Listed entries
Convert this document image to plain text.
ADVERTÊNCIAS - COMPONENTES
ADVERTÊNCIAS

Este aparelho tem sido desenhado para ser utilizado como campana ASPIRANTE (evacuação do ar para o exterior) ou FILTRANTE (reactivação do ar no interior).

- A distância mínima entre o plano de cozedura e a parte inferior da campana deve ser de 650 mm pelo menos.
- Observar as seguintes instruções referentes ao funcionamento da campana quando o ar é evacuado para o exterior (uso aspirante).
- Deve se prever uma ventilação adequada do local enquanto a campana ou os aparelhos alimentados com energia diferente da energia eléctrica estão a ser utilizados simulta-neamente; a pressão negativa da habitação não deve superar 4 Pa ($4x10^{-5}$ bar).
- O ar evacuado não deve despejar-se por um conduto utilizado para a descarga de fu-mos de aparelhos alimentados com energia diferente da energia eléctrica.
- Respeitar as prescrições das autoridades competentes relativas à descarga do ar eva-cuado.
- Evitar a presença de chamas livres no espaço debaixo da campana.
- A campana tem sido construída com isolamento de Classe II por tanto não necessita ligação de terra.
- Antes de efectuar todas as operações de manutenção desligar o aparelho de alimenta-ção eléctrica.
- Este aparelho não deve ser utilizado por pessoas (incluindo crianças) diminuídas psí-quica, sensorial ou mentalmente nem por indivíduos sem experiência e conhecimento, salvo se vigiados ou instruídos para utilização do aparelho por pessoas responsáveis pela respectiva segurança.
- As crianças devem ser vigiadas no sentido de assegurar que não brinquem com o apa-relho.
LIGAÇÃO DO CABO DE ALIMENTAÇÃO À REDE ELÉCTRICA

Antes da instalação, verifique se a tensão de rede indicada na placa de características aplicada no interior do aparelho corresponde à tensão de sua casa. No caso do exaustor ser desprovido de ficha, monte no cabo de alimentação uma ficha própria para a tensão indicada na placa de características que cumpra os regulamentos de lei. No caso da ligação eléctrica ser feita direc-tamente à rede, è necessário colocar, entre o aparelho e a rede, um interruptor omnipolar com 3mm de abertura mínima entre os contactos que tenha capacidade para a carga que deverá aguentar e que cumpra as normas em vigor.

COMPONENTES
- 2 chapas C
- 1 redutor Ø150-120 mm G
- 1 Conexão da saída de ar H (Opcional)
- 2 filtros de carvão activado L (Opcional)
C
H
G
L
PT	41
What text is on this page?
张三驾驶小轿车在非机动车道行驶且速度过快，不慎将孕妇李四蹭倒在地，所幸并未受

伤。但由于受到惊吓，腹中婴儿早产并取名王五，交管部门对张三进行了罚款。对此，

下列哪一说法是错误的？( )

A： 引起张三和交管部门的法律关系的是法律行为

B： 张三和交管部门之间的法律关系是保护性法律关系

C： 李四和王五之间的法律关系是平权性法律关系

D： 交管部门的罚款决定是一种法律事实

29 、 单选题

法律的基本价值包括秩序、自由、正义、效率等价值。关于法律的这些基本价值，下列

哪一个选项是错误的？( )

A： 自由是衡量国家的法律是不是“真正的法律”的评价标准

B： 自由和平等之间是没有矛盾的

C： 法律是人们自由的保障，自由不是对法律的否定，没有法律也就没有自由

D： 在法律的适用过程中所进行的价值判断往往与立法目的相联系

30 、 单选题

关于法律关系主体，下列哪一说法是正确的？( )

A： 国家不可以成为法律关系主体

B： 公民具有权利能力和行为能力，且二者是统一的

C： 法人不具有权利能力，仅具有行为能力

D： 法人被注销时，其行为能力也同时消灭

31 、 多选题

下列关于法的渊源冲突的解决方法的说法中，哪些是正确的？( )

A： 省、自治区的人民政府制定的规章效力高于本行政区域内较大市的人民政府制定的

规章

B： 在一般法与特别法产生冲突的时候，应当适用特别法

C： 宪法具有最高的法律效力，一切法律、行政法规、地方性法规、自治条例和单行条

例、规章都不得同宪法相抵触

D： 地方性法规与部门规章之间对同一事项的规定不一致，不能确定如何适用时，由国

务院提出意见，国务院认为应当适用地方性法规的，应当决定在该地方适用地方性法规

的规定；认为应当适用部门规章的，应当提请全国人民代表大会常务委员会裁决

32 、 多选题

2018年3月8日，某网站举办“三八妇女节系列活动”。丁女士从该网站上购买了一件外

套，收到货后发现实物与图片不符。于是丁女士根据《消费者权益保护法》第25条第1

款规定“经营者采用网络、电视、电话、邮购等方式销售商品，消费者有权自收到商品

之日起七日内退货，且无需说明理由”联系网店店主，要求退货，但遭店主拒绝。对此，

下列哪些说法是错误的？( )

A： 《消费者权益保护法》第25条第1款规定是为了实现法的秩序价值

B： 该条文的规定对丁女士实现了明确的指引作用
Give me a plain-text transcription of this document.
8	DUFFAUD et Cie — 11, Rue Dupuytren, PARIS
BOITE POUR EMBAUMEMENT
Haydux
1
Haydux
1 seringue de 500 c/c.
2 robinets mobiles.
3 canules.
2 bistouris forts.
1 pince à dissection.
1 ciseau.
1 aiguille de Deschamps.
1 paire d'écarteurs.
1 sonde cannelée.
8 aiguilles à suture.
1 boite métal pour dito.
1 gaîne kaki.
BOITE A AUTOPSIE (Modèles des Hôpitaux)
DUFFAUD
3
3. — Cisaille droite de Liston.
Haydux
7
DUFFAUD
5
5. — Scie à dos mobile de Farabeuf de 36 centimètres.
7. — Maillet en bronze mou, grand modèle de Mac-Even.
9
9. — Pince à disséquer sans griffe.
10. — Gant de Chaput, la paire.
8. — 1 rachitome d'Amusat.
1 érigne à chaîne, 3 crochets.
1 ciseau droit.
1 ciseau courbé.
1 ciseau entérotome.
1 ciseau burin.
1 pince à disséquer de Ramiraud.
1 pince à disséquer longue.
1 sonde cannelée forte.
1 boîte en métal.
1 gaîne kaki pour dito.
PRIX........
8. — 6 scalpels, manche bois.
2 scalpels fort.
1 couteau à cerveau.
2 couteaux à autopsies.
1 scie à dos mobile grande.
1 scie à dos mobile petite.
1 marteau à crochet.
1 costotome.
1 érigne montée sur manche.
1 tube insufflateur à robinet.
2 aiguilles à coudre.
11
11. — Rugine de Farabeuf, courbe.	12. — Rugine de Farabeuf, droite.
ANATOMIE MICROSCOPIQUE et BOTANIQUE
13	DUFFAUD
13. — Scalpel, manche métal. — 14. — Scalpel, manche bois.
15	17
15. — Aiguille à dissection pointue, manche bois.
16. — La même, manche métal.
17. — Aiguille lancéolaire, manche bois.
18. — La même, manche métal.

Directions
Each line from the one containing "Give me a plain-text" to the final line of the entries above must be returned exactly, and no other line may appear.

The answer
Give me a plain-text transcription of this document.
8	DUFFAUD et Cie — 11, Rue Dupuytren, PARIS
BOITE POUR EMBAUMEMENT
Haydux
1
Haydux
1 seringue de 500 c/c.
2 robinets mobiles.
3 canules.
2 bistouris forts.
1 pince à dissection.
1 ciseau.
1 aiguille de Deschamps.
1 paire d'écarteurs.
1 sonde cannelée.
8 aiguilles à suture.
1 boite métal pour dito.
1 gaîne kaki.
BOITE A AUTOPSIE (Modèles des Hôpitaux)
DUFFAUD
3
3. — Cisaille droite de Liston.
Haydux
7
DUFFAUD
5
5. — Scie à dos mobile de Farabeuf de 36 centimètres.
7. — Maillet en bronze mou, grand modèle de Mac-Even.
9
9. — Pince à disséquer sans griffe.
10. — Gant de Chaput, la paire.
8. — 1 rachitome d'Amusat.
1 érigne à chaîne, 3 crochets.
1 ciseau droit.
1 ciseau courbé.
1 ciseau entérotome.
1 ciseau burin.
1 pince à disséquer de Ramiraud.
1 pince à disséquer longue.
1 sonde cannelée forte.
1 boîte en métal.
1 gaîne kaki pour dito.
PRIX........
8. — 6 scalpels, manche bois.
2 scalpels fort.
1 couteau à cerveau.
2 couteaux à autopsies.
1 scie à dos mobile grande.
1 scie à dos mobile petite.
1 marteau à crochet.
1 costotome.
1 érigne montée sur manche.
1 tube insufflateur à robinet.
2 aiguilles à coudre.
11
11. — Rugine de Farabeuf, courbe.	12. — Rugine de Farabeuf, droite.
ANATOMIE MICROSCOPIQUE et BOTANIQUE
13	DUFFAUD
13. — Scalpel, manche métal. — 14. — Scalpel, manche bois.
15	17
15. — Aiguille à dissection pointue, manche bois.
16. — La même, manche métal.
17. — Aiguille lancéolaire, manche bois.
18. — La même, manche métal.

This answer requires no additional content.